**What to produce:**
Could you write out every record below exactly, leaving out any pictures?

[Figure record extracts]

◆ ◆ ◆ ◆

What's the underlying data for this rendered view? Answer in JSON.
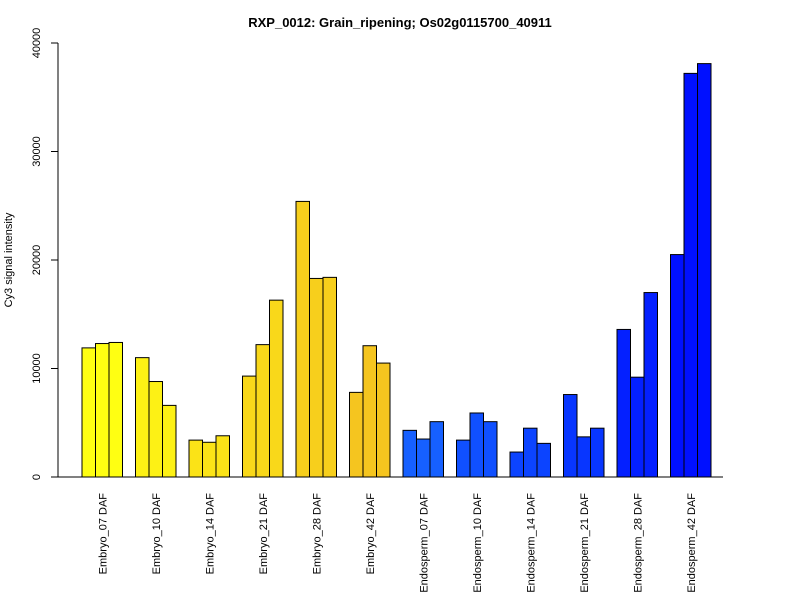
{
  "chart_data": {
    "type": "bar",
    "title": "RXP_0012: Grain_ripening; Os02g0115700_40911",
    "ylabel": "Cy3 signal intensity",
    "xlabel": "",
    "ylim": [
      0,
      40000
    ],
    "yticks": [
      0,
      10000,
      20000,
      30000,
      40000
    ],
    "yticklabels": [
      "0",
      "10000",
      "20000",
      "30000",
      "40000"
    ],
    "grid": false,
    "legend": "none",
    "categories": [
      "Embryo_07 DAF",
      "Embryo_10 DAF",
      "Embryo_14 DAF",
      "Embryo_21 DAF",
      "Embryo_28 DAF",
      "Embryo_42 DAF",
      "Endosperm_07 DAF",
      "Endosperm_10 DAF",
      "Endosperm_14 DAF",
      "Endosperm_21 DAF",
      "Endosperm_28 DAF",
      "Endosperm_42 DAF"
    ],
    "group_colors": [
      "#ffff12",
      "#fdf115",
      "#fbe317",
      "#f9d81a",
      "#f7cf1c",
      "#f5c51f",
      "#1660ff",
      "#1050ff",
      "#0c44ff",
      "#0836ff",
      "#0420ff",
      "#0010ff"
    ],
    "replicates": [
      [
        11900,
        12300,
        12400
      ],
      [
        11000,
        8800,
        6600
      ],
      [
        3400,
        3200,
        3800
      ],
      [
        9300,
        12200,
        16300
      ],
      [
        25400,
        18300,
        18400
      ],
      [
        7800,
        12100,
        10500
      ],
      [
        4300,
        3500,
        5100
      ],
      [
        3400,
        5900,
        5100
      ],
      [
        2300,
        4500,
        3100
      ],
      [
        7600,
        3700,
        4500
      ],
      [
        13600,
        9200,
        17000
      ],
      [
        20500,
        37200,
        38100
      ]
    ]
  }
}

◆ ◆ ◆ ◆

**Exercise solution:**
What's the underlying data for this rendered view? Answer in JSON.
{
  "chart_data": {
    "type": "bar",
    "title": "RXP_0012: Grain_ripening; Os02g0115700_40911",
    "ylabel": "Cy3 signal intensity",
    "xlabel": "",
    "ylim": [
      0,
      40000
    ],
    "yticks": [
      0,
      10000,
      20000,
      30000,
      40000
    ],
    "yticklabels": [
      "0",
      "10000",
      "20000",
      "30000",
      "40000"
    ],
    "grid": false,
    "legend": "none",
    "categories": [
      "Embryo_07 DAF",
      "Embryo_10 DAF",
      "Embryo_14 DAF",
      "Embryo_21 DAF",
      "Embryo_28 DAF",
      "Embryo_42 DAF",
      "Endosperm_07 DAF",
      "Endosperm_10 DAF",
      "Endosperm_14 DAF",
      "Endosperm_21 DAF",
      "Endosperm_28 DAF",
      "Endosperm_42 DAF"
    ],
    "group_colors": [
      "#ffff12",
      "#fdf115",
      "#fbe317",
      "#f9d81a",
      "#f7cf1c",
      "#f5c51f",
      "#1660ff",
      "#1050ff",
      "#0c44ff",
      "#0836ff",
      "#0420ff",
      "#0010ff"
    ],
    "replicates": [
      [
        11900,
        12300,
        12400
      ],
      [
        11000,
        8800,
        6600
      ],
      [
        3400,
        3200,
        3800
      ],
      [
        9300,
        12200,
        16300
      ],
      [
        25400,
        18300,
        18400
      ],
      [
        7800,
        12100,
        10500
      ],
      [
        4300,
        3500,
        5100
      ],
      [
        3400,
        5900,
        5100
      ],
      [
        2300,
        4500,
        3100
      ],
      [
        7600,
        3700,
        4500
      ],
      [
        13600,
        9200,
        17000
      ],
      [
        20500,
        37200,
        38100
      ]
    ]
  }
}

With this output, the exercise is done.